Records
%%

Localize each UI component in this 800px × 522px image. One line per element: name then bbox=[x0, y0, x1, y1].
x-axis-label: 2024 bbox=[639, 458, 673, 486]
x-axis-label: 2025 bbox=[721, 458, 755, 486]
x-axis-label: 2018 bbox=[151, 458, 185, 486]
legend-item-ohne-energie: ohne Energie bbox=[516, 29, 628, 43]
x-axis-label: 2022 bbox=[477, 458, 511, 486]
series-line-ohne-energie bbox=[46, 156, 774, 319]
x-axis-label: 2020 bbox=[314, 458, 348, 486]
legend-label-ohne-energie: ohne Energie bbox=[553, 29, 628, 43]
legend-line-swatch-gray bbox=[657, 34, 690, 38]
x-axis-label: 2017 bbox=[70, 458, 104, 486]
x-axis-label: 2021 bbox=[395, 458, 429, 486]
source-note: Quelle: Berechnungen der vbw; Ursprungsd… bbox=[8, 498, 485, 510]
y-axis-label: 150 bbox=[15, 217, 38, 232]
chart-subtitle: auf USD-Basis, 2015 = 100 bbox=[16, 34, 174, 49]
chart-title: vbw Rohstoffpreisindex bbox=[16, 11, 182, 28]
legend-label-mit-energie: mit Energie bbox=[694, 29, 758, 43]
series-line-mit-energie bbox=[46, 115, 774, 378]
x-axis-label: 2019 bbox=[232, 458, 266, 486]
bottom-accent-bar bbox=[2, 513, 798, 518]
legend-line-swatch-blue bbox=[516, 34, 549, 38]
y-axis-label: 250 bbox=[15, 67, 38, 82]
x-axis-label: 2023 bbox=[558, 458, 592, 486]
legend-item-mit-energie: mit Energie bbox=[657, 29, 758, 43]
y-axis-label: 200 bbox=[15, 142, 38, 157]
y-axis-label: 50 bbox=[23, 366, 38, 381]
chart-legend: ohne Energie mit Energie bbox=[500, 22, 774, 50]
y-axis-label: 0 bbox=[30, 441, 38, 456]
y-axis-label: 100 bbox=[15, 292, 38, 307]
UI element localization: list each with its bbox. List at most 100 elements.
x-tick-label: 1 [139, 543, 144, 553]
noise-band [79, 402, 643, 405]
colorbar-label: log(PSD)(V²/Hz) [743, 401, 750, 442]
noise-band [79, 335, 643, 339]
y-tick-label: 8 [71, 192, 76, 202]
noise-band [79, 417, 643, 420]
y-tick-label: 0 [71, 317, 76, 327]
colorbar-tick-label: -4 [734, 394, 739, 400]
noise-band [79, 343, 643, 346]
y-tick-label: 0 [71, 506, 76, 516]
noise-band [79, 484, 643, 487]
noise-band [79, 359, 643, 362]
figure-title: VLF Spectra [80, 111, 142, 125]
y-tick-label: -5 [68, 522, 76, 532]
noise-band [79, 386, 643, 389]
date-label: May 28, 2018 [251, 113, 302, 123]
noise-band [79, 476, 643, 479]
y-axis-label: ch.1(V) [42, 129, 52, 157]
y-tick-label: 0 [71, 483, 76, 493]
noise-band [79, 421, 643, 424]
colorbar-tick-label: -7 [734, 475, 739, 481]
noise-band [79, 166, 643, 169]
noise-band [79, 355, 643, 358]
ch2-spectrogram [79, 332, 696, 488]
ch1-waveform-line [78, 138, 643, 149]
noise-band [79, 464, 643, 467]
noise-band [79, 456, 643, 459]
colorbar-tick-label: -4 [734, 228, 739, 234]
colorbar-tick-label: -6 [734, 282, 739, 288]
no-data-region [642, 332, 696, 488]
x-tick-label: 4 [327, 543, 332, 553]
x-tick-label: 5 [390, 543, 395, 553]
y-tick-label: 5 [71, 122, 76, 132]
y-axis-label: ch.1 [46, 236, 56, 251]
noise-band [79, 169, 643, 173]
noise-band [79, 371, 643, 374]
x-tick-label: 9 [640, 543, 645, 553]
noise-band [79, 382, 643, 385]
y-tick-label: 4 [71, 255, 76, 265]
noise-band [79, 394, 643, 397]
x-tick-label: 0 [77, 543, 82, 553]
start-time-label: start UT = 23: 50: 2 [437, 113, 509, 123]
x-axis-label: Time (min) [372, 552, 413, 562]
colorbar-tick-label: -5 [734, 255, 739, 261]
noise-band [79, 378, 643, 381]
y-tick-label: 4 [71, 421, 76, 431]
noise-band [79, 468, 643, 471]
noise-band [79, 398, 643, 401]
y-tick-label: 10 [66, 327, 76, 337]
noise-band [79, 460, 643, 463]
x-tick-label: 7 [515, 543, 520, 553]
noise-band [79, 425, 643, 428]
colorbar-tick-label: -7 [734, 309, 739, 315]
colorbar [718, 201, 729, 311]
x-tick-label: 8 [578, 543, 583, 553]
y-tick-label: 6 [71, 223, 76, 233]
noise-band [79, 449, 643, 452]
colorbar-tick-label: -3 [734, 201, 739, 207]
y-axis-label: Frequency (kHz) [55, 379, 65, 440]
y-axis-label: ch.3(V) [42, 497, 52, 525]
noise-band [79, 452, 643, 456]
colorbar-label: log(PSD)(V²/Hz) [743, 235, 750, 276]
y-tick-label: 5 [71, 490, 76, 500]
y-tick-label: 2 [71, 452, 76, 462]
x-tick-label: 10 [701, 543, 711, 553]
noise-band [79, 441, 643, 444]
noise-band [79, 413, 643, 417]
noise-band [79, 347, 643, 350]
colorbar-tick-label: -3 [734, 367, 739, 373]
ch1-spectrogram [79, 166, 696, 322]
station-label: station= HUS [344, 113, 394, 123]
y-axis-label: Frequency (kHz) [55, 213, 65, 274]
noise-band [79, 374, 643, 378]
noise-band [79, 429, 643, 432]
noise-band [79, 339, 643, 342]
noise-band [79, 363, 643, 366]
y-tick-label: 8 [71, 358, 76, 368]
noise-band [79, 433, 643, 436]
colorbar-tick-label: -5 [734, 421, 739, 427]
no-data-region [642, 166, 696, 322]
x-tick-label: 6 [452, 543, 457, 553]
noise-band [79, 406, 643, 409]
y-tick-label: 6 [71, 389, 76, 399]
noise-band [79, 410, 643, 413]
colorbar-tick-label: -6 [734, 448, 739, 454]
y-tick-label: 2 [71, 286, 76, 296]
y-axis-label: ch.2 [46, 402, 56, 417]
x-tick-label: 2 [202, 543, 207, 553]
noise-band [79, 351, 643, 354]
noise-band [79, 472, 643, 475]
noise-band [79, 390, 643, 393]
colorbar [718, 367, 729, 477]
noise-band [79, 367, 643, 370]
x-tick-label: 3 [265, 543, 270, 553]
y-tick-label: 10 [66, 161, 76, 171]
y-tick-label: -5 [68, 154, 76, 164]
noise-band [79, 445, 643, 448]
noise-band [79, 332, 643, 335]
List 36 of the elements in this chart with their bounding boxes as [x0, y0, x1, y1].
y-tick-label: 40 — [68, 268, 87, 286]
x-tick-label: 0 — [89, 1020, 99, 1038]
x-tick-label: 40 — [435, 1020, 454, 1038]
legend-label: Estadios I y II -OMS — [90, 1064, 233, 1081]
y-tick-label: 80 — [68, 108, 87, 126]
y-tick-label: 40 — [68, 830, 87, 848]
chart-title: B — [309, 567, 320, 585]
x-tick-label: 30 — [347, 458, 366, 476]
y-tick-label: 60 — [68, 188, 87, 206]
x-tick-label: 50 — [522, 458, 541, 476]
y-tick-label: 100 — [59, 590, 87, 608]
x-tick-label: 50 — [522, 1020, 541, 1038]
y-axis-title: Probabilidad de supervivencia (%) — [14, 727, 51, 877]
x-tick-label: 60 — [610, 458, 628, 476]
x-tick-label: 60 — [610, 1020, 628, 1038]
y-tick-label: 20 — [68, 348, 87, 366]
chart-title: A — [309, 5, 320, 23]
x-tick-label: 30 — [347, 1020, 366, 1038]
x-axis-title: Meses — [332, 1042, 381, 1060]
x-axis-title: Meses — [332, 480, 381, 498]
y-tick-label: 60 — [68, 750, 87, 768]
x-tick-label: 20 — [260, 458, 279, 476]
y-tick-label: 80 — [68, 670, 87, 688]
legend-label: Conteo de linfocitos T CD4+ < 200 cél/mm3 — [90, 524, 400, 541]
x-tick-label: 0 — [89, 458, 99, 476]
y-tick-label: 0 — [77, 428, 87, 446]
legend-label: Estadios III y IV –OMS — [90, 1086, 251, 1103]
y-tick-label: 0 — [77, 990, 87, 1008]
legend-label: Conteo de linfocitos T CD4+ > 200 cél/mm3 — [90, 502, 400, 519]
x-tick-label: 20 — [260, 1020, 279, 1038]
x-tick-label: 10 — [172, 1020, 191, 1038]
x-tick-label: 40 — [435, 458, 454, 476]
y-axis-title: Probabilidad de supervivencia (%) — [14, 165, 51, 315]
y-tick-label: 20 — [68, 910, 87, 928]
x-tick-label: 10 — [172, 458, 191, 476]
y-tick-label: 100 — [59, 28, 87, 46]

%%

- **TASK BRIEF**
Rewrite the data from its first line through the line that contains "legend-item-ohne-energie: ohne Energie", changing "x-axis-label" to "year-label" and keeping everything else the same.

- **RESPONSE TO THIS TASK**
Localize each UI component in this 800px × 522px image. One line per element: name then bbox=[x0, y0, x1, y1].
year-label: 2024 bbox=[639, 458, 673, 486]
year-label: 2025 bbox=[721, 458, 755, 486]
year-label: 2018 bbox=[151, 458, 185, 486]
legend-item-ohne-energie: ohne Energie bbox=[516, 29, 628, 43]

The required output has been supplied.